* _Dataset content_:
....................
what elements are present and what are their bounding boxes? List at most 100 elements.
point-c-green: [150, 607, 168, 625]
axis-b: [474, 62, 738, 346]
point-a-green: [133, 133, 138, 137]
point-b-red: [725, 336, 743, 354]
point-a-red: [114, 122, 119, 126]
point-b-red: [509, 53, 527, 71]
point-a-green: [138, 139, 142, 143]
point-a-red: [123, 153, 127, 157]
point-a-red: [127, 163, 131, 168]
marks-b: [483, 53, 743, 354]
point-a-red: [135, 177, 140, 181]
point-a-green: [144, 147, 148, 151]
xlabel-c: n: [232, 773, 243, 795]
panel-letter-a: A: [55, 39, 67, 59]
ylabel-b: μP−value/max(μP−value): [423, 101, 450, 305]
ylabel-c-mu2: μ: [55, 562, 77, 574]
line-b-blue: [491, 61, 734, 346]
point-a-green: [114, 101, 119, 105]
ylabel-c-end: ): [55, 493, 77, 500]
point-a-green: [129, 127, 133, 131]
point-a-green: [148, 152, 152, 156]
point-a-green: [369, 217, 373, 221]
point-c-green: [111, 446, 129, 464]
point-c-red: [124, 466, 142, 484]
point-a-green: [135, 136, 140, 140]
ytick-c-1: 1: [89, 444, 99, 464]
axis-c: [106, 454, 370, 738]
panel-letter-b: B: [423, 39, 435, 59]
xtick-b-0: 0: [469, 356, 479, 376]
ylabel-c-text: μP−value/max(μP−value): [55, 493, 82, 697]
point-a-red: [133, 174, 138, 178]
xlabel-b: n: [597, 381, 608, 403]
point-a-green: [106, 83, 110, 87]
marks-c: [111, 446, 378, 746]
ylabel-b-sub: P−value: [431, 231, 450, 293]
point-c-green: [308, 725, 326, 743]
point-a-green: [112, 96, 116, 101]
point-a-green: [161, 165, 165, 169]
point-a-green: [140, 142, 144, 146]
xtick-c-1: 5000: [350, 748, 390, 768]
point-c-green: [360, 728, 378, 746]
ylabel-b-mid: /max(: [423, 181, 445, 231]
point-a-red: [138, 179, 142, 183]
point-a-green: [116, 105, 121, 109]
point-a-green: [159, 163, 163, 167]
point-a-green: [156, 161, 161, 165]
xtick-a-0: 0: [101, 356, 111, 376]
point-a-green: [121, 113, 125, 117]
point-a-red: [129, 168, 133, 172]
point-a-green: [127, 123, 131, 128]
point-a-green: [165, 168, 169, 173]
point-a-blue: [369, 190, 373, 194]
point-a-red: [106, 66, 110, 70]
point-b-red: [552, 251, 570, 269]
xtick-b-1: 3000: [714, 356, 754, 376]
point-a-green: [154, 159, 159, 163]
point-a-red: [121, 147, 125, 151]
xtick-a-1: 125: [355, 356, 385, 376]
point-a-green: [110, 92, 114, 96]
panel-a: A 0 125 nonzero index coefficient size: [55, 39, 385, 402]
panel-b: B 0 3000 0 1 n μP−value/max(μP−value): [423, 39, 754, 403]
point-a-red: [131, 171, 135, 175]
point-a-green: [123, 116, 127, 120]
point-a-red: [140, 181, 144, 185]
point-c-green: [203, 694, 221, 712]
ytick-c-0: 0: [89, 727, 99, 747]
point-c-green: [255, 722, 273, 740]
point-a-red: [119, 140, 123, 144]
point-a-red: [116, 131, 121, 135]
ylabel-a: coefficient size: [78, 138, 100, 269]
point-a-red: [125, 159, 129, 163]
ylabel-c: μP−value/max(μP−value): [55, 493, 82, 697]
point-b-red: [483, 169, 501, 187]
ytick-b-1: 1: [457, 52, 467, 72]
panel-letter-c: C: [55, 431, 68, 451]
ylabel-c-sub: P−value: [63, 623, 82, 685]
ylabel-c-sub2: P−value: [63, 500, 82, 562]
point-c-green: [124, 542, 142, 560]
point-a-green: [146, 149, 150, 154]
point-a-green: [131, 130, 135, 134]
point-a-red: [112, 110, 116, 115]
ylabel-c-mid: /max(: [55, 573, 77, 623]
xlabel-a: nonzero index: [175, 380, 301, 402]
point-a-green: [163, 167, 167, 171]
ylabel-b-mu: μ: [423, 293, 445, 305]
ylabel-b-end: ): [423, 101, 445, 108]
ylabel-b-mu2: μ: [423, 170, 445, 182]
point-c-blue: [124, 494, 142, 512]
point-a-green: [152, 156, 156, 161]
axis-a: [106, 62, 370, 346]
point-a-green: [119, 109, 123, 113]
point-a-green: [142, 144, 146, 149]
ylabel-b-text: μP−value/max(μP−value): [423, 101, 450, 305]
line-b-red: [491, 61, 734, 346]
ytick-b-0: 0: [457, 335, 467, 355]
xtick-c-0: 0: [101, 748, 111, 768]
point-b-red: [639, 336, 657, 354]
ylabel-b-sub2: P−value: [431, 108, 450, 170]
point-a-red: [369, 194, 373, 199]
....................
* _Directive_: Please recast all of the material above as a Markdown table with the columns Row and Material line, numbering each line in order and leaving out any blank lines.

* _Problem solution_:
| Row | Material line |
|---|---|
| 1 | what elements are present and what are their bounding boxes? List at most 100 elements. |
| 2 | point-c-green: [150, 607, 168, 625] |
| 3 | axis-b: [474, 62, 738, 346] |
| 4 | point-a-green: [133, 133, 138, 137] |
| 5 | point-b-red: [725, 336, 743, 354] |
| 6 | point-a-red: [114, 122, 119, 126] |
| 7 | point-b-red: [509, 53, 527, 71] |
| 8 | point-a-green: [138, 139, 142, 143] |
| 9 | point-a-red: [123, 153, 127, 157] |
| 10 | point-a-red: [127, 163, 131, 168] |
| 11 | marks-b: [483, 53, 743, 354] |
| 12 | point-a-red: [135, 177, 140, 181] |
| 13 | point-a-green: [144, 147, 148, 151] |
| 14 | xlabel-c: n: [232, 773, 243, 795] |
| 15 | panel-letter-a: A: [55, 39, 67, 59] |
| 16 | ylabel-b: μP−value/max(μP−value): [423, 101, 450, 305] |
| 17 | ylabel-c-mu2: μ: [55, 562, 77, 574] |
| 18 | line-b-blue: [491, 61, 734, 346] |
| 19 | point-a-green: [114, 101, 119, 105] |
| 20 | ylabel-c-end: ): [55, 493, 77, 500] |
| 21 | point-a-green: [129, 127, 133, 131] |
| 22 | point-a-green: [148, 152, 152, 156] |
| 23 | point-a-green: [369, 217, 373, 221] |
| 24 | point-c-green: [111, 446, 129, 464] |
| 25 | point-c-red: [124, 466, 142, 484] |
| 26 | point-a-green: [135, 136, 140, 140] |
| 27 | ytick-c-1: 1: [89, 444, 99, 464] |
| 28 | axis-c: [106, 454, 370, 738] |
| 29 | panel-letter-b: B: [423, 39, 435, 59] |
| 30 | xtick-b-0: 0: [469, 356, 479, 376] |
| 31 | ylabel-c-text: μP−value/max(μP−value): [55, 493, 82, 697] |
| 32 | point-a-red: [133, 174, 138, 178] |
| 33 | xlabel-b: n: [597, 381, 608, 403] |
| 34 | point-a-green: [106, 83, 110, 87] |
| 35 | marks-c: [111, 446, 378, 746] |
| 36 | ylabel-b-sub: P−value: [431, 231, 450, 293] |
| 37 | point-c-green: [308, 725, 326, 743] |
| 38 | point-a-green: [112, 96, 116, 101] |
| 39 | point-a-green: [161, 165, 165, 169] |
| 40 | point-a-green: [140, 142, 144, 146] |
| 41 | xtick-c-1: 5000: [350, 748, 390, 768] |
| 42 | point-c-green: [360, 728, 378, 746] |
| 43 | ylabel-b-mid: /max(: [423, 181, 445, 231] |
| 44 | point-a-red: [138, 179, 142, 183] |
| 45 | point-a-green: [116, 105, 121, 109] |
| 46 | point-a-green: [159, 163, 163, 167] |
| 47 | point-a-green: [156, 161, 161, 165] |
| 48 | xtick-a-0: 0: [101, 356, 111, 376] |
| 49 | point-a-green: [121, 113, 125, 117] |
| 50 | point-a-red: [129, 168, 133, 172] |
| 51 | point-a-green: [127, 123, 131, 128] |
| 52 | point-a-green: [165, 168, 169, 173] |
| 53 | point-a-blue: [369, 190, 373, 194] |
| 54 | point-a-red: [106, 66, 110, 70] |
| 55 | point-b-red: [552, 251, 570, 269] |
| 56 | xtick-b-1: 3000: [714, 356, 754, 376] |
| 57 | point-a-green: [154, 159, 159, 163] |
| 58 | point-a-red: [121, 147, 125, 151] |
| 59 | xtick-a-1: 125: [355, 356, 385, 376] |
| 60 | point-a-green: [110, 92, 114, 96] |
| 61 | panel-a: A 0 125 nonzero index coefficient size: [55, 39, 385, 402] |
| 62 | panel-b: B 0 3000 0 1 n μP−value/max(μP−value): [423, 39, 754, 403] |
| 63 | point-a-red: [131, 171, 135, 175] |
| 64 | point-a-green: [123, 116, 127, 120] |
| 65 | point-a-red: [140, 181, 144, 185] |
| 66 | point-c-green: [203, 694, 221, 712] |
| 67 | ytick-c-0: 0: [89, 727, 99, 747] |
| 68 | point-c-green: [255, 722, 273, 740] |
| 69 | point-a-red: [119, 140, 123, 144] |
| 70 | point-a-red: [116, 131, 121, 135] |
| 71 | ylabel-a: coefficient size: [78, 138, 100, 269] |
| 72 | point-a-red: [125, 159, 129, 163] |
| 73 | ylabel-c: μP−value/max(μP−value): [55, 493, 82, 697] |
| 74 | point-b-red: [483, 169, 501, 187] |
| 75 | ytick-b-1: 1: [457, 52, 467, 72] |
| 76 | panel-letter-c: C: [55, 431, 68, 451] |
| 77 | ylabel-c-sub: P−value: [63, 623, 82, 685] |
| 78 | ylabel-c-sub2: P−value: [63, 500, 82, 562] |
| 79 | point-c-green: [124, 542, 142, 560] |
| 80 | point-a-green: [146, 149, 150, 154] |
| 81 | point-a-green: [131, 130, 135, 134] |
| 82 | point-a-red: [112, 110, 116, 115] |
| 83 | ylabel-c-mid: /max(: [55, 573, 77, 623] |
| 84 | xlabel-a: nonzero index: [175, 380, 301, 402] |
| 85 | point-a-green: [163, 167, 167, 171] |
| 86 | ylabel-b-mu: μ: [423, 293, 445, 305] |
| 87 | ylabel-b-end: ): [423, 101, 445, 108] |
| 88 | ylabel-b-mu2: μ: [423, 170, 445, 182] |
| 89 | point-c-blue: [124, 494, 142, 512] |
| 90 | point-a-green: [152, 156, 156, 161] |
| 91 | axis-a: [106, 62, 370, 346] |
| 92 | point-a-green: [119, 109, 123, 113] |
| 93 | point-a-green: [142, 144, 146, 149] |
| 94 | ylabel-b-text: μP−value/max(μP−value): [423, 101, 450, 305] |
| 95 | line-b-red: [491, 61, 734, 346] |
| 96 | ytick-b-0: 0: [457, 335, 467, 355] |
| 97 | xtick-c-0: 0: [101, 748, 111, 768] |
| 98 | point-b-red: [639, 336, 657, 354] |
| 99 | ylabel-b-sub2: P−value: [431, 108, 450, 170] |
| 100 | point-a-red: [369, 194, 373, 199] |